(Items from a dataset)

[START]

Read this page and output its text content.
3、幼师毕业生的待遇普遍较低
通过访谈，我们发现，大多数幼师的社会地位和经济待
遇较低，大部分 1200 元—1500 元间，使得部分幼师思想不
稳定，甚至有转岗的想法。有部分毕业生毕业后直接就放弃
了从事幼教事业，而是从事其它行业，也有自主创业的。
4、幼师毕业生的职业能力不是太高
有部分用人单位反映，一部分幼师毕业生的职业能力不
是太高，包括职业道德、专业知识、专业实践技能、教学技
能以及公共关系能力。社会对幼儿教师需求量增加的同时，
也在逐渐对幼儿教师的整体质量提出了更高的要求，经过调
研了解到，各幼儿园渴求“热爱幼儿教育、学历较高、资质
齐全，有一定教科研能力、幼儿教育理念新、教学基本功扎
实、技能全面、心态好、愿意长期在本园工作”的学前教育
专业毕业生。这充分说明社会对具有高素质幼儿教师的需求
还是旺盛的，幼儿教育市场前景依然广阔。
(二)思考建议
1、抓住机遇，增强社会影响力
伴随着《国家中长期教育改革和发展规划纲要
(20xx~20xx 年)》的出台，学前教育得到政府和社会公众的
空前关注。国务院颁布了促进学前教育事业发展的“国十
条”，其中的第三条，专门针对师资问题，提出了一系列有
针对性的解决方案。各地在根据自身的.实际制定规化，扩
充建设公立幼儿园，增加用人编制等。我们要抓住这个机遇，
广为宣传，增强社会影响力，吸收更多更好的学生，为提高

[END]

• Goal of the exercise: Output the records verbatim, from the first line to the last.

• Worked answer:
Read this page and output its text content.
3、幼师毕业生的待遇普遍较低
通过访谈，我们发现，大多数幼师的社会地位和经济待
遇较低，大部分 1200 元—1500 元间，使得部分幼师思想不
稳定，甚至有转岗的想法。有部分毕业生毕业后直接就放弃
了从事幼教事业，而是从事其它行业，也有自主创业的。
4、幼师毕业生的职业能力不是太高
有部分用人单位反映，一部分幼师毕业生的职业能力不
是太高，包括职业道德、专业知识、专业实践技能、教学技
能以及公共关系能力。社会对幼儿教师需求量增加的同时，
也在逐渐对幼儿教师的整体质量提出了更高的要求，经过调
研了解到，各幼儿园渴求“热爱幼儿教育、学历较高、资质
齐全，有一定教科研能力、幼儿教育理念新、教学基本功扎
实、技能全面、心态好、愿意长期在本园工作”的学前教育
专业毕业生。这充分说明社会对具有高素质幼儿教师的需求
还是旺盛的，幼儿教育市场前景依然广阔。
(二)思考建议
1、抓住机遇，增强社会影响力
伴随着《国家中长期教育改革和发展规划纲要
(20xx~20xx 年)》的出台，学前教育得到政府和社会公众的
空前关注。国务院颁布了促进学前教育事业发展的“国十
条”，其中的第三条，专门针对师资问题，提出了一系列有
针对性的解决方案。各地在根据自身的.实际制定规化，扩
充建设公立幼儿园，增加用人编制等。我们要抓住这个机遇，
广为宣传，增强社会影响力，吸收更多更好的学生，为提高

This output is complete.